PROBLEM REQUIREMENTS: Locate all lines in the data below that hold "screenshot" and show them.

[Chart and figure data]
++++++++++++++++++++
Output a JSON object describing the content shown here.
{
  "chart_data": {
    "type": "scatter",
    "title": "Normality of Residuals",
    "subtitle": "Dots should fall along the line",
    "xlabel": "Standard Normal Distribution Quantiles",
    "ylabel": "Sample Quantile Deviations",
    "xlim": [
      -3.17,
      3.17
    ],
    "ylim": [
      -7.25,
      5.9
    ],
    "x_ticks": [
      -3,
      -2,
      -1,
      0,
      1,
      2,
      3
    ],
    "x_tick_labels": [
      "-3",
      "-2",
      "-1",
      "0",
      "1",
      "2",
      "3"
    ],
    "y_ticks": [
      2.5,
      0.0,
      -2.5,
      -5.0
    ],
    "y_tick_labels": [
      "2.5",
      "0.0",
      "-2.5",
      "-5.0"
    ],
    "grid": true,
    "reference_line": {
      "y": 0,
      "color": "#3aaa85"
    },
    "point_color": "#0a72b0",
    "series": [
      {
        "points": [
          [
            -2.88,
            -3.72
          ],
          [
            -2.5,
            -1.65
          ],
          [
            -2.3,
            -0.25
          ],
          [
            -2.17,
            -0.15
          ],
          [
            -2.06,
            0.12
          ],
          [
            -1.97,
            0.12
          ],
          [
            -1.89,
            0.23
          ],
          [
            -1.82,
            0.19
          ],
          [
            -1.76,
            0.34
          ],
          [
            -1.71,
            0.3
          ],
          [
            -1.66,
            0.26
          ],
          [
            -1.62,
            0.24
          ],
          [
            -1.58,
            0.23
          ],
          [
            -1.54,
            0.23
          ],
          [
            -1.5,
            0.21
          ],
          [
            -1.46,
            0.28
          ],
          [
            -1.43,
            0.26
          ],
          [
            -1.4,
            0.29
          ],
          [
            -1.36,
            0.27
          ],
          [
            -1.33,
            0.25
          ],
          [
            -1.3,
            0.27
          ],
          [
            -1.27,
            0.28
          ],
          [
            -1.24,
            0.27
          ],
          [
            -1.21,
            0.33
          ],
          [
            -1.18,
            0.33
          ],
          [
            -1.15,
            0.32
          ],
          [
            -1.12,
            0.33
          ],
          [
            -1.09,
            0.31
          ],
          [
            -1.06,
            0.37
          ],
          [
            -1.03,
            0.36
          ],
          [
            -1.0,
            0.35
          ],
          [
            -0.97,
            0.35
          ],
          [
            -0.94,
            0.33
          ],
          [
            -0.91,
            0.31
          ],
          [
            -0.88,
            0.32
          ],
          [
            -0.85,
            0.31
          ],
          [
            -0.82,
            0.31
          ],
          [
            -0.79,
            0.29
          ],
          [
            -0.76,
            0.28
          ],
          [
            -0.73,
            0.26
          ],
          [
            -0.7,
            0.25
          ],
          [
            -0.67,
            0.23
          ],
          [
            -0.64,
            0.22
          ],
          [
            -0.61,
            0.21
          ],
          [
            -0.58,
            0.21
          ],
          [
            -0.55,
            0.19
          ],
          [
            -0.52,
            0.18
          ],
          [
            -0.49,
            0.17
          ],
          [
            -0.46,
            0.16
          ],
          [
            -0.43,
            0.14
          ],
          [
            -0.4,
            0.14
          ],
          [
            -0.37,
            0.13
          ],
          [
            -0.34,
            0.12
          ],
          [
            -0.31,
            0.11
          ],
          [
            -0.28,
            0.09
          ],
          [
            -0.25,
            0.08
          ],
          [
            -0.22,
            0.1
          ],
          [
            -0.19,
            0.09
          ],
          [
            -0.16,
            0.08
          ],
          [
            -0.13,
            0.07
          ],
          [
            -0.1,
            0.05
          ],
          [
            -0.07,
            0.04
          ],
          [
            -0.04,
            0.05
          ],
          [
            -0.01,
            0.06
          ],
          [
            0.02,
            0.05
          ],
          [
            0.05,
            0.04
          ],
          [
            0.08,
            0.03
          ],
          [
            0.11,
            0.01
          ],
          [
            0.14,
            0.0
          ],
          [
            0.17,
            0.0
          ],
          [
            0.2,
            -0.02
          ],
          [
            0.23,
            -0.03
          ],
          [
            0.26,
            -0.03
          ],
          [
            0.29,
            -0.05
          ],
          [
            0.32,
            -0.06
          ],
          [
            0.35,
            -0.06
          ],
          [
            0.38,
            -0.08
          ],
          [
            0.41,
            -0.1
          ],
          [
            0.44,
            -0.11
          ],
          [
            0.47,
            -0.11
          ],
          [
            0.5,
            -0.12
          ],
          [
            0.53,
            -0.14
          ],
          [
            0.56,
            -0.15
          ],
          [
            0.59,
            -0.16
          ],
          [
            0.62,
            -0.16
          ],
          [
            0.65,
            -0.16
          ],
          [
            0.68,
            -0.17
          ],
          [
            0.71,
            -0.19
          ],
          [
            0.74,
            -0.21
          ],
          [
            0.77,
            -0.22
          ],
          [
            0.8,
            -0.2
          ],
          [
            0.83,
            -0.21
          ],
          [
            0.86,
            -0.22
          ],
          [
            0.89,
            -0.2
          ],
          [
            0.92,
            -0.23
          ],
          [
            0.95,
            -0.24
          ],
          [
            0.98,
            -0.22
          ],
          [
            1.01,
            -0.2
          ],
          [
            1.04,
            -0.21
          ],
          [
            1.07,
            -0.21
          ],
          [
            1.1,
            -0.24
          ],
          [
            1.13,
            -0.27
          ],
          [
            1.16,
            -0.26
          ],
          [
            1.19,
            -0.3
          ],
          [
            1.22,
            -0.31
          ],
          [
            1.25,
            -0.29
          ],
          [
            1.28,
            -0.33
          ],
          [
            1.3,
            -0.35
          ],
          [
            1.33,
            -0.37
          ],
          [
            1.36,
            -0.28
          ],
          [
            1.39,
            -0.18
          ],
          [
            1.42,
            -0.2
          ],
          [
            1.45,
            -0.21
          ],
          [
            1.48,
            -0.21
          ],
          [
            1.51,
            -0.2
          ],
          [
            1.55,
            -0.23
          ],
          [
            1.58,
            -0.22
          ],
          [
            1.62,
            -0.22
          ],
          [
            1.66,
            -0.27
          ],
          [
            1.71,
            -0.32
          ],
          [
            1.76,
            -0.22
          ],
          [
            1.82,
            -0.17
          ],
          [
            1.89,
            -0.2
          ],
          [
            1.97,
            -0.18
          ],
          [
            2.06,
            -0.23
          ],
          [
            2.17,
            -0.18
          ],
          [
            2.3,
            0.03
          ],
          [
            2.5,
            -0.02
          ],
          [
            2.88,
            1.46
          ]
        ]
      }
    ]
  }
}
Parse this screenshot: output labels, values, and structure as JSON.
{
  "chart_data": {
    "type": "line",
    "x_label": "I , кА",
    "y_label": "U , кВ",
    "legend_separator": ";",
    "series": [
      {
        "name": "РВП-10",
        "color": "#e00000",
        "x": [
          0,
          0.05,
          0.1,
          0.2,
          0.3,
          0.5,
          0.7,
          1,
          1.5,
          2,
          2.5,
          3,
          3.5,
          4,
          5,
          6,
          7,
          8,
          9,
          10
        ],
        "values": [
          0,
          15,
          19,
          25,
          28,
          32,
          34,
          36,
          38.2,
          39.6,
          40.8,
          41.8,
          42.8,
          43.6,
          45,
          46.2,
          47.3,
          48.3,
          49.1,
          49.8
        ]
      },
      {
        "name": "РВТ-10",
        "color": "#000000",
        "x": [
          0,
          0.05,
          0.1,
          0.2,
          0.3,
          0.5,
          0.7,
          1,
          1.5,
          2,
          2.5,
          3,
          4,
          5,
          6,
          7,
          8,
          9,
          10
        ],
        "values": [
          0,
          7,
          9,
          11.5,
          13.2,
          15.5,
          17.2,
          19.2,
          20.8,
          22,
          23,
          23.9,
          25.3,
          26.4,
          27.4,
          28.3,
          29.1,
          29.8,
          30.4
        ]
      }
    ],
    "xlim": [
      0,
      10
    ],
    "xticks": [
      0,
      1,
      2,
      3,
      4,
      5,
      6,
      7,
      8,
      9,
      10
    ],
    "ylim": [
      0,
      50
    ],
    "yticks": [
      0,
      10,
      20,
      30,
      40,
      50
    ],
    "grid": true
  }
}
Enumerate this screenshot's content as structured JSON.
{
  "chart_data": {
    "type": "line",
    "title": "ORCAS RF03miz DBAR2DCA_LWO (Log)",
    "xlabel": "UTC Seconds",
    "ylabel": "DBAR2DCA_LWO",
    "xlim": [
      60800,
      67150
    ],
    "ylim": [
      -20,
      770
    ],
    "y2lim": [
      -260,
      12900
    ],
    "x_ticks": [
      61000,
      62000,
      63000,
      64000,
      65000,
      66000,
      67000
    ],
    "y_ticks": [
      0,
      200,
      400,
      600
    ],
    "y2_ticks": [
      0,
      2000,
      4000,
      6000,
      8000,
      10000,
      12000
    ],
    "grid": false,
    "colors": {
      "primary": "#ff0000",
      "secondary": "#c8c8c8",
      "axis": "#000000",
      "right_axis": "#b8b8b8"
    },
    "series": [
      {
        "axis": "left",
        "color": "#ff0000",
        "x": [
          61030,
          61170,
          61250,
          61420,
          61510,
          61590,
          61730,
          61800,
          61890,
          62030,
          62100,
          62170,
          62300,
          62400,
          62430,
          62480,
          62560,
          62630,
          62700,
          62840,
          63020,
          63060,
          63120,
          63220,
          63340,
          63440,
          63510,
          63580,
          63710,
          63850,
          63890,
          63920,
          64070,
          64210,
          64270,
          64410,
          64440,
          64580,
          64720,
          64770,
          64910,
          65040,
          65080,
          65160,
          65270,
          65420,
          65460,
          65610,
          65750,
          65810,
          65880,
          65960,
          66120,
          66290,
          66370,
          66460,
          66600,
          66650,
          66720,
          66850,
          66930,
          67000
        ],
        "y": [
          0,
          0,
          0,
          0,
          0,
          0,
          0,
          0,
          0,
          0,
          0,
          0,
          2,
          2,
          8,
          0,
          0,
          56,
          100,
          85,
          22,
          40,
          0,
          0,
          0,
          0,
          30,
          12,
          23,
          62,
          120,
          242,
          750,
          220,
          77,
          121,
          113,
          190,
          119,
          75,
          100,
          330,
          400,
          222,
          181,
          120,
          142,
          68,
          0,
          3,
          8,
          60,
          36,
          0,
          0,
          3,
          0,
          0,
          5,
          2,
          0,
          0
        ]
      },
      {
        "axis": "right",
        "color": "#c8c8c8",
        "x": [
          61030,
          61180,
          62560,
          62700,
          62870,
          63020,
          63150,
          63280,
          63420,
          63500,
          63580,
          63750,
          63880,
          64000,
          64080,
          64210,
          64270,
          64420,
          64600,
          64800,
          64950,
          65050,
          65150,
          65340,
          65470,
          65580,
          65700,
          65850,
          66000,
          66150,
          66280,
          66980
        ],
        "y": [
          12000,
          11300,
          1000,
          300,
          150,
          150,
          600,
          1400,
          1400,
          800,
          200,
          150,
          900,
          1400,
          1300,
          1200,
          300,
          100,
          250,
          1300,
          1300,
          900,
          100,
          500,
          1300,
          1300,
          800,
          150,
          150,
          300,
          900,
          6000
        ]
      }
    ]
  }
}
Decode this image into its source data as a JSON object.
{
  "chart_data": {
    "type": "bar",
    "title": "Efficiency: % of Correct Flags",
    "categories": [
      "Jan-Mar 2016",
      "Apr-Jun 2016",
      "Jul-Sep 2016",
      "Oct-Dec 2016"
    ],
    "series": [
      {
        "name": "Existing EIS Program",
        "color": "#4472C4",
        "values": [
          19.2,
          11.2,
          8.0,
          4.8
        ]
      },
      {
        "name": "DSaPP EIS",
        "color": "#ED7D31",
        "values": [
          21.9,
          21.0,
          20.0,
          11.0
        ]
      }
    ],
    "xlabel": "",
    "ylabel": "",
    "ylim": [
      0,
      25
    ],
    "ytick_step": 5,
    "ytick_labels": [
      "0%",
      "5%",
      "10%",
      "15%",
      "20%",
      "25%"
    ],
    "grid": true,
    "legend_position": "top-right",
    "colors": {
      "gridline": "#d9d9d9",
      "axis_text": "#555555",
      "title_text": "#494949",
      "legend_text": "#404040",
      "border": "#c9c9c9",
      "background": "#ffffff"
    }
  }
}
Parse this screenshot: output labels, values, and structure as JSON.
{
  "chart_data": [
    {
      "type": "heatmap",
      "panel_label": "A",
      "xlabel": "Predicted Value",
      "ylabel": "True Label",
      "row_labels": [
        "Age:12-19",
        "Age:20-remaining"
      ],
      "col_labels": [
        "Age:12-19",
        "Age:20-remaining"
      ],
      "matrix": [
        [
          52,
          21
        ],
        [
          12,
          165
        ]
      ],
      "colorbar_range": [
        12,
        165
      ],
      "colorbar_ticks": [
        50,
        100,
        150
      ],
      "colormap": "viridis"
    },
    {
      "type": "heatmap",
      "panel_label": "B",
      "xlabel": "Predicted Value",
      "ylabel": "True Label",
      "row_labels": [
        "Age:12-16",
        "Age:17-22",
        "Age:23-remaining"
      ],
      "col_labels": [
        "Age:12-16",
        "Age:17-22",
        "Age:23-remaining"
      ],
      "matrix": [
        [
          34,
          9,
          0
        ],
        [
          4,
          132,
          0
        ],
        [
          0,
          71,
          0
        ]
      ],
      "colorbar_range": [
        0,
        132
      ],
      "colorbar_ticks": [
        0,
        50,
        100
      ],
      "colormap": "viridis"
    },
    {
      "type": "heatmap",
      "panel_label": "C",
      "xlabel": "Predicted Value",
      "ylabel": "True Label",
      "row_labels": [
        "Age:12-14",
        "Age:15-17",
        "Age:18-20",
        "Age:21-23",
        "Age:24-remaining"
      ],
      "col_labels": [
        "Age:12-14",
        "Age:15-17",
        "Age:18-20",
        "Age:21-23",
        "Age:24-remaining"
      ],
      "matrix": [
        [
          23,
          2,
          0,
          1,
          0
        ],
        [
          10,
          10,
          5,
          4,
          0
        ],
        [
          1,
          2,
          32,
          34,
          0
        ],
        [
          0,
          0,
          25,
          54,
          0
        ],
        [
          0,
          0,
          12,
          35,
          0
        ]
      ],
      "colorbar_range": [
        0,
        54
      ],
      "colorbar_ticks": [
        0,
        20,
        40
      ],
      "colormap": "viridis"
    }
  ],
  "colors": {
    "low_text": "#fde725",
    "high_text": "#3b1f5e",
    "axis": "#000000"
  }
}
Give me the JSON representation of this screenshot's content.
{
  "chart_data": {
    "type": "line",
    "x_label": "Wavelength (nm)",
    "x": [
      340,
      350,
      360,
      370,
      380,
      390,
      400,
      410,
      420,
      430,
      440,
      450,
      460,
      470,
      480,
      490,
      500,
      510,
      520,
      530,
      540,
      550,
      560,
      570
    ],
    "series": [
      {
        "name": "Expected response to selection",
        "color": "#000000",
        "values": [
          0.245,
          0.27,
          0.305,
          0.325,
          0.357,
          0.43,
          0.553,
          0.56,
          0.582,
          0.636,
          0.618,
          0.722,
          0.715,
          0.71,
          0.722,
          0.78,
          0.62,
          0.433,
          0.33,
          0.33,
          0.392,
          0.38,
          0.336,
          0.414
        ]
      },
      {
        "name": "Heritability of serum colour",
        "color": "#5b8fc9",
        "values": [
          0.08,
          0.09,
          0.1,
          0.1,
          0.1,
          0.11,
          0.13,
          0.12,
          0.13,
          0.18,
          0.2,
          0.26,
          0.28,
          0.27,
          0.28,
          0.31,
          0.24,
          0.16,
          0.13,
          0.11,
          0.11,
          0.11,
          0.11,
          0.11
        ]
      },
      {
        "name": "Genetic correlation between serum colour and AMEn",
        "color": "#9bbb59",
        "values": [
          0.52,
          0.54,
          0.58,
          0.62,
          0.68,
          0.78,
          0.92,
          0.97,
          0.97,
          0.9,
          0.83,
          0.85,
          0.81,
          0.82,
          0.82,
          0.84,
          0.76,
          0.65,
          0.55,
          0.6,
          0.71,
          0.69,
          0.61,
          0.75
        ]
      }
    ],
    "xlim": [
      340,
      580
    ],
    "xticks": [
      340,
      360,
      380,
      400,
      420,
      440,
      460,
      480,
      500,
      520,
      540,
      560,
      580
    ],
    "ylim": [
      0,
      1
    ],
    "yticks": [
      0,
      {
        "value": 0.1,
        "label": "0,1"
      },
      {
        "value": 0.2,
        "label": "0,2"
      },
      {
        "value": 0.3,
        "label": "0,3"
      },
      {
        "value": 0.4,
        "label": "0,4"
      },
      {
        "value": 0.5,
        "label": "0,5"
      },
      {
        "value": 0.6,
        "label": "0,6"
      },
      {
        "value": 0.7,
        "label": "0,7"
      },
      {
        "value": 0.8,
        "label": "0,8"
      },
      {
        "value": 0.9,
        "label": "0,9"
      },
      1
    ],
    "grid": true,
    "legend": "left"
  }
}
++++++++++++++++++++
COMPLETE ANSWER:
Parse this screenshot: output labels, values, and structure as JSON.
Enumerate this screenshot's content as structured JSON.
Parse this screenshot: output labels, values, and structure as JSON.
Give me the JSON representation of this screenshot's content.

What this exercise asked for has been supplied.